**INSTRUCTIONS FOR THE TASK:**
Leaving the pictures aside, transcribe every line below exactly.

**DATA PROVIDED:**

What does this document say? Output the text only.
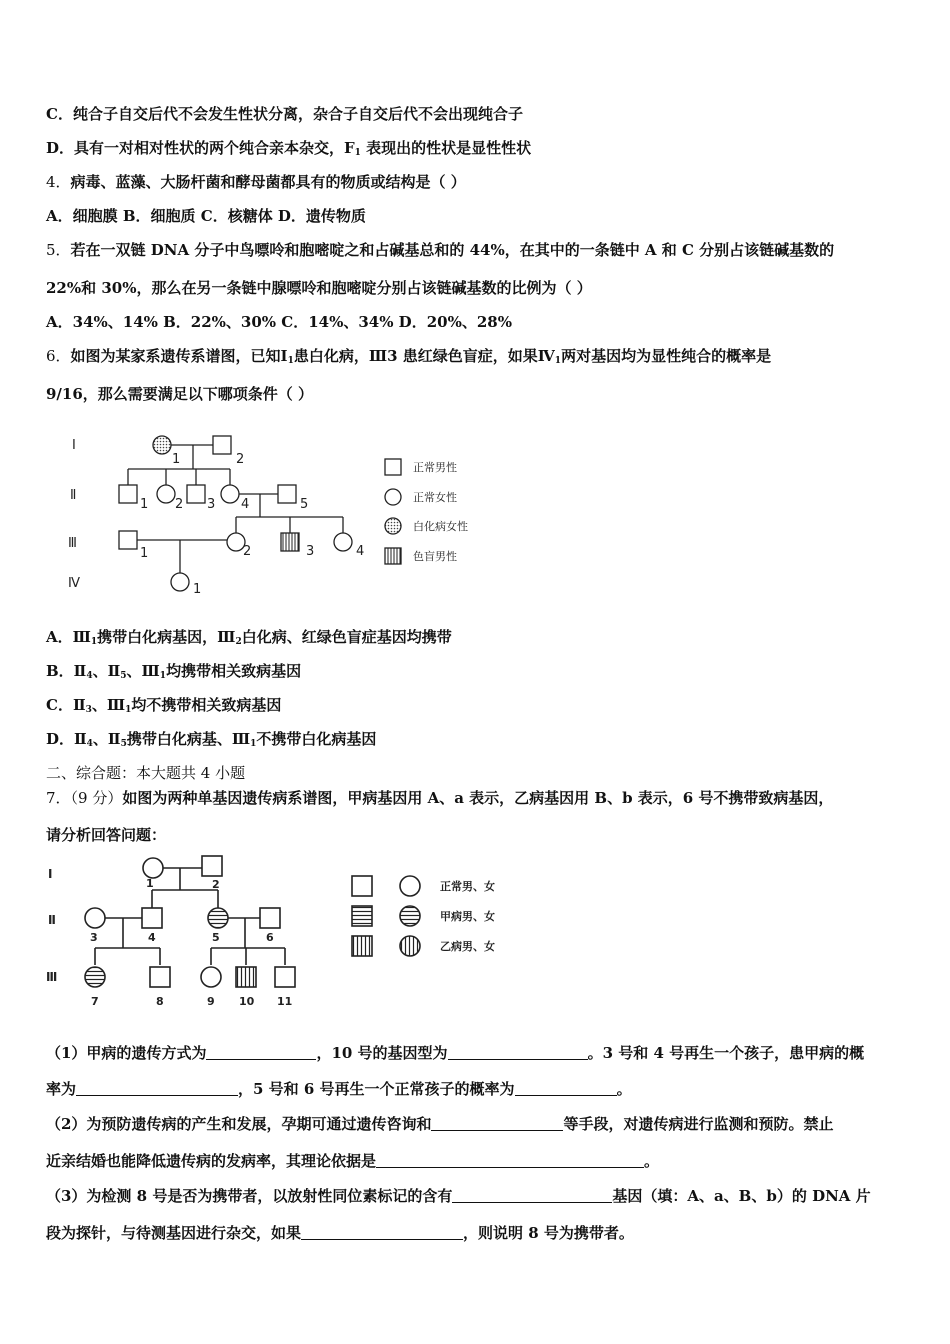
C．纯合子自交后代不会发生性状分离，杂合子自交后代不会出现纯合子
D．具有一对相对性状的两个纯合亲本杂交，$F_1$ 表现出的性状是显性性状
4．病毒、蓝藻、大肠杆菌和酵母菌都具有的物质或结构是（ ）
A．细胞膜 B．细胞质 C．核糖体 D．遗传物质
5．若在一双链 DNA 分子中鸟嘌呤和胞嘧啶之和占碱基总和的 44%，在其中的一条链中 A 和 C 分别占该链碱基数的
22%和 30%，那么在另一条链中腺嘌呤和胞嘧啶分别占该链碱基数的比例为（ ）
A．34%、14% B．22%、30% C．14%、34% D．20%、28%
6．如图为某家系遗传系谱图，已知$Ⅰ_1$患白化病，Ⅲ3 患红绿色盲症，如果$Ⅳ_1$两对基因均为显性纯合的概率是
9/16，那么需要满足以下哪项条件（ ）
Ⅰ
Ⅱ
Ⅲ
Ⅳ
1	2
1 2 3 4	5
1	2	3	4
1
正常男性
正常女性
白化病女性
色盲男性
A．$Ⅲ_1$携带白化病基因，$Ⅲ_2$白化病、红绿色盲症基因均携带
B．$Ⅱ_4$、$Ⅱ_5$、$Ⅲ_1$均携带相关致病基因
C．$Ⅱ_3$、$Ⅲ_1$均不携带相关致病基因
D．$Ⅱ_4$、$Ⅱ_5$携带白化病基、$Ⅲ_1$不携带白化病基因
二、综合题：本大题共 4 小题
7．（9 分）如图为两种单基因遗传病系谱图，甲病基因用 A、a 表示，乙病基因用 B、b 表示，6 号不携带致病基因，
请分析回答问题：
Ⅰ
Ⅱ
Ⅲ
1	2
3	4	5	6
7	8	9 10 11
正常男、女
甲病男、女
乙病男、女
（1）甲病的遗传方式为	，10 号的基因型为	。3 号和 4 号再生一个孩子，患甲病的概
率为	，5 号和 6 号再生一个正常孩子的概率为	。
（2）为预防遗传病的产生和发展，孕期可通过遗传咨询和	等手段，对遗传病进行监测和预防。禁止
近亲结婚也能降低遗传病的发病率，其理论依据是	。
（3）为检测 8 号是否为携带者，以放射性同位素标记的含有	基因（填：A、a、B、b）的 DNA 片
段为探针，与待测基因进行杂交，如果	，则说明 8 号为携带者。
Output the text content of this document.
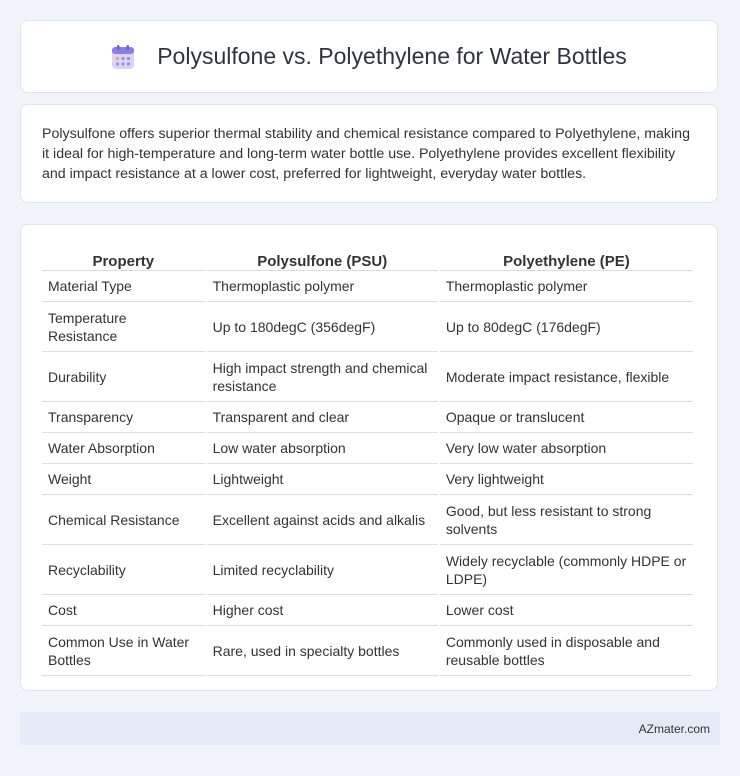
Polysulfone vs. Polyethylene for Water Bottles

Polysulfone offers superior thermal stability and chemical resistance compared to Polyethylene, making it ideal for high-temperature and long-term water bottle use. Polyethylene provides excellent flexibility and impact resistance at a lower cost, preferred for lightweight, everyday water bottles.

Property	Polysulfone (PSU)	Polyethylene (PE)
Material Type	Thermoplastic polymer	Thermoplastic polymer
Temperature Resistance	Up to 180degC (356degF)	Up to 80degC (176degF)
Durability	High impact strength and chemical resistance	Moderate impact resistance, flexible
Transparency	Transparent and clear	Opaque or translucent
Water Absorption	Low water absorption	Very low water absorption
Weight	Lightweight	Very lightweight
Chemical Resistance	Excellent against acids and alkalis	Good, but less resistant to strong solvents
Recyclability	Limited recyclability	Widely recyclable (commonly HDPE or LDPE)
Cost	Higher cost	Lower cost
Common Use in Water Bottles	Rare, used in specialty bottles	Commonly used in disposable and reusable bottles
AZmater.com
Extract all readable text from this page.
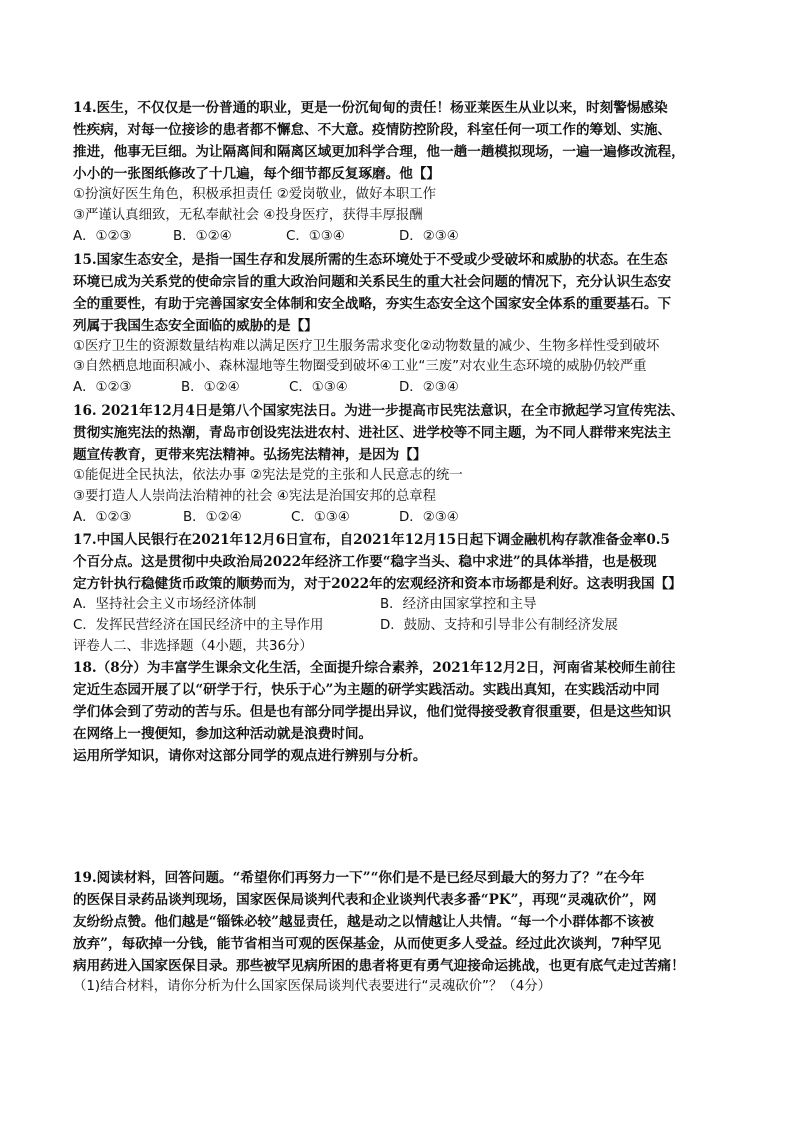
14.医生，不仅仅是一份普通的职业，更是一份沉甸甸的责任！杨亚莱医生从业以来，时刻警惕感染
性疾病，对每一位接诊的患者都不懈怠、不大意。疫情防控阶段，科室任何一项工作的筹划、实施、
推进，他事无巨细。为让隔离间和隔离区域更加科学合理，他一趟一趟模拟现场，一遍一遍修改流程，
小小的一张图纸修改了十几遍，每个细节都反复琢磨。他【】
①扮演好医生角色，积极承担责任 ②爱岗敬业，做好本职工作
③严谨认真细致，无私奉献社会 ④投身医疗，获得丰厚报酬
A．①②③	B．①②④	C．①③④	D．②③④
15.国家生态安全，是指一国生存和发展所需的生态环境处于不受或少受破坏和威胁的状态。在生态
环境已成为关系党的使命宗旨的重大政治问题和关系民生的重大社会问题的情况下，充分认识生态安
全的重要性，有助于完善国家安全体制和安全战略，夯实生态安全这个国家安全体系的重要基石。下
列属于我国生态安全面临的威胁的是【】
①医疗卫生的资源数量结构难以满足医疗卫生服务需求变化②动物数量的减少、生物多样性受到破坏
③自然栖息地面积减小、森林湿地等生物圈受到破坏④工业“三废”对农业生态环境的威胁仍较严重
A．①②③	B．①②④	C．①③④	D．②③④
16. 2021年12月4日是第八个国家宪法日。为进一步提高市民宪法意识，在全市掀起学习宣传宪法、
贯彻实施宪法的热潮，青岛市创设宪法进农村、进社区、进学校等不同主题，为不同人群带来宪法主
题宣传教育，更带来宪法精神。弘扬宪法精神，是因为【】
①能促进全民执法，依法办事 ②宪法是党的主张和人民意志的统一
③要打造人人崇尚法治精神的社会 ④宪法是治国安邦的总章程
A．①②③	B．①②④	C．①③④	D．②③④
17.中国人民银行在2021年12月6日宣布，自2021年12月15日起下调金融机构存款准备金率0.5
个百分点。这是贯彻中央政治局2022年经济工作要“稳字当头、稳中求进”的具体举措，也是极现
定方针执行稳健货币政策的顺势而为，对于2022年的宏观经济和资本市场都是利好。这表明我国【】
A．坚持社会主义市场经济体制	B．经济由国家掌控和主导
C．发挥民营经济在国民经济中的主导作用	D．鼓励、支持和引导非公有制经济发展
评卷人二、非选择题（4小题，共36分）
18.（8分）为丰富学生课余文化生活，全面提升综合素养，2021年12月2日，河南省某校师生前往
定近生态园开展了以“研学于行，快乐于心”为主题的研学实践活动。实践出真知，在实践活动中同
学们体会到了劳动的苦与乐。但是也有部分同学提出异议，他们觉得接受教育很重要，但是这些知识
在网络上一搜便知，参加这种活动就是浪费时间。
运用所学知识，请你对这部分同学的观点进行辨别与分析。
19.阅读材料，回答问题。“希望你们再努力一下”“你们是不是已经尽到最大的努力了？”在今年
的医保目录药品谈判现场，国家医保局谈判代表和企业谈判代表多番“PK”，再现“灵魂砍价”，网
友纷纷点赞。他们越是“锱铢必较”越显责任，越是动之以情越让人共情。“每一个小群体都不该被
放弃”，每砍掉一分钱，能节省相当可观的医保基金，从而使更多人受益。经过此次谈判，7种罕见
病用药进入国家医保目录。那些被罕见病所困的患者将更有勇气迎接命运挑战，也更有底气走过苦痛！
（1)结合材料，请你分析为什么国家医保局谈判代表要进行“灵魂砍价”？（4分）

**CORRECT ANSWER:**
What does this document say? Output the text only.
C．纯合子自交后代不会发生性状分离，杂合子自交后代不会出现纯合子
D．具有一对相对性状的两个纯合亲本杂交，$F_1$ 表现出的性状是显性性状
4．病毒、蓝藻、大肠杆菌和酵母菌都具有的物质或结构是（ ）
A．细胞膜 B．细胞质 C．核糖体 D．遗传物质
5．若在一双链 DNA 分子中鸟嘌呤和胞嘧啶之和占碱基总和的 44%，在其中的一条链中 A 和 C 分别占该链碱基数的
22%和 30%，那么在另一条链中腺嘌呤和胞嘧啶分别占该链碱基数的比例为（ ）
A．34%、14% B．22%、30% C．14%、34% D．20%、28%
6．如图为某家系遗传系谱图，已知$Ⅰ_1$患白化病，Ⅲ3 患红绿色盲症，如果$Ⅳ_1$两对基因均为显性纯合的概率是
9/16，那么需要满足以下哪项条件（ ）
Ⅰ
Ⅱ
Ⅲ
Ⅳ
1	2
1 2 3 4	5
1	2	3	4
1
正常男性
正常女性
白化病女性
色盲男性
A．$Ⅲ_1$携带白化病基因，$Ⅲ_2$白化病、红绿色盲症基因均携带
B．$Ⅱ_4$、$Ⅱ_5$、$Ⅲ_1$均携带相关致病基因
C．$Ⅱ_3$、$Ⅲ_1$均不携带相关致病基因
D．$Ⅱ_4$、$Ⅱ_5$携带白化病基、$Ⅲ_1$不携带白化病基因
二、综合题：本大题共 4 小题
7．（9 分）如图为两种单基因遗传病系谱图，甲病基因用 A、a 表示，乙病基因用 B、b 表示，6 号不携带致病基因，
请分析回答问题：
Ⅰ
Ⅱ
Ⅲ
1	2
3	4	5	6
7	8	9 10 11
正常男、女
甲病男、女
乙病男、女
（1）甲病的遗传方式为	，10 号的基因型为	。3 号和 4 号再生一个孩子，患甲病的概
率为	，5 号和 6 号再生一个正常孩子的概率为	。
（2）为预防遗传病的产生和发展，孕期可通过遗传咨询和	等手段，对遗传病进行监测和预防。禁止
近亲结婚也能降低遗传病的发病率，其理论依据是	。
（3）为检测 8 号是否为携带者，以放射性同位素标记的含有	基因（填：A、a、B、b）的 DNA 片
段为探针，与待测基因进行杂交，如果	，则说明 8 号为携带者。
Output the text content of this document.
Polysulfone vs. Polyethylene for Water Bottles

Polysulfone offers superior thermal stability and chemical resistance compared to Polyethylene, making it ideal for high-temperature and long-term water bottle use. Polyethylene provides excellent flexibility and impact resistance at a lower cost, preferred for lightweight, everyday water bottles.

Property	Polysulfone (PSU)	Polyethylene (PE)
Material Type	Thermoplastic polymer	Thermoplastic polymer
Temperature Resistance	Up to 180degC (356degF)	Up to 80degC (176degF)
Durability	High impact strength and chemical resistance	Moderate impact resistance, flexible
Transparency	Transparent and clear	Opaque or translucent
Water Absorption	Low water absorption	Very low water absorption
Weight	Lightweight	Very lightweight
Chemical Resistance	Excellent against acids and alkalis	Good, but less resistant to strong solvents
Recyclability	Limited recyclability	Widely recyclable (commonly HDPE or LDPE)
Cost	Higher cost	Lower cost
Common Use in Water Bottles	Rare, used in specialty bottles	Commonly used in disposable and reusable bottles
AZmater.com
Extract all readable text from this page.
14.医生，不仅仅是一份普通的职业，更是一份沉甸甸的责任！杨亚莱医生从业以来，时刻警惕感染
性疾病，对每一位接诊的患者都不懈怠、不大意。疫情防控阶段，科室任何一项工作的筹划、实施、
推进，他事无巨细。为让隔离间和隔离区域更加科学合理，他一趟一趟模拟现场，一遍一遍修改流程，
小小的一张图纸修改了十几遍，每个细节都反复琢磨。他【】
①扮演好医生角色，积极承担责任 ②爱岗敬业，做好本职工作
③严谨认真细致，无私奉献社会 ④投身医疗，获得丰厚报酬
A．①②③	B．①②④	C．①③④	D．②③④
15.国家生态安全，是指一国生存和发展所需的生态环境处于不受或少受破坏和威胁的状态。在生态
环境已成为关系党的使命宗旨的重大政治问题和关系民生的重大社会问题的情况下，充分认识生态安
全的重要性，有助于完善国家安全体制和安全战略，夯实生态安全这个国家安全体系的重要基石。下
列属于我国生态安全面临的威胁的是【】
①医疗卫生的资源数量结构难以满足医疗卫生服务需求变化②动物数量的减少、生物多样性受到破坏
③自然栖息地面积减小、森林湿地等生物圈受到破坏④工业“三废”对农业生态环境的威胁仍较严重
A．①②③	B．①②④	C．①③④	D．②③④
16. 2021年12月4日是第八个国家宪法日。为进一步提高市民宪法意识，在全市掀起学习宣传宪法、
贯彻实施宪法的热潮，青岛市创设宪法进农村、进社区、进学校等不同主题，为不同人群带来宪法主
题宣传教育，更带来宪法精神。弘扬宪法精神，是因为【】
①能促进全民执法，依法办事 ②宪法是党的主张和人民意志的统一
③要打造人人崇尚法治精神的社会 ④宪法是治国安邦的总章程
A．①②③	B．①②④	C．①③④	D．②③④
17.中国人民银行在2021年12月6日宣布，自2021年12月15日起下调金融机构存款准备金率0.5
个百分点。这是贯彻中央政治局2022年经济工作要“稳字当头、稳中求进”的具体举措，也是极现
定方针执行稳健货币政策的顺势而为，对于2022年的宏观经济和资本市场都是利好。这表明我国【】
A．坚持社会主义市场经济体制	B．经济由国家掌控和主导
C．发挥民营经济在国民经济中的主导作用	D．鼓励、支持和引导非公有制经济发展
评卷人二、非选择题（4小题，共36分）
18.（8分）为丰富学生课余文化生活，全面提升综合素养，2021年12月2日，河南省某校师生前往
定近生态园开展了以“研学于行，快乐于心”为主题的研学实践活动。实践出真知，在实践活动中同
学们体会到了劳动的苦与乐。但是也有部分同学提出异议，他们觉得接受教育很重要，但是这些知识
在网络上一搜便知，参加这种活动就是浪费时间。
运用所学知识，请你对这部分同学的观点进行辨别与分析。
19.阅读材料，回答问题。“希望你们再努力一下”“你们是不是已经尽到最大的努力了？”在今年
的医保目录药品谈判现场，国家医保局谈判代表和企业谈判代表多番“PK”，再现“灵魂砍价”，网
友纷纷点赞。他们越是“锱铢必较”越显责任，越是动之以情越让人共情。“每一个小群体都不该被
放弃”，每砍掉一分钱，能节省相当可观的医保基金，从而使更多人受益。经过此次谈判，7种罕见
病用药进入国家医保目录。那些被罕见病所困的患者将更有勇气迎接命运挑战，也更有底气走过苦痛！
（1)结合材料，请你分析为什么国家医保局谈判代表要进行“灵魂砍价”？（4分）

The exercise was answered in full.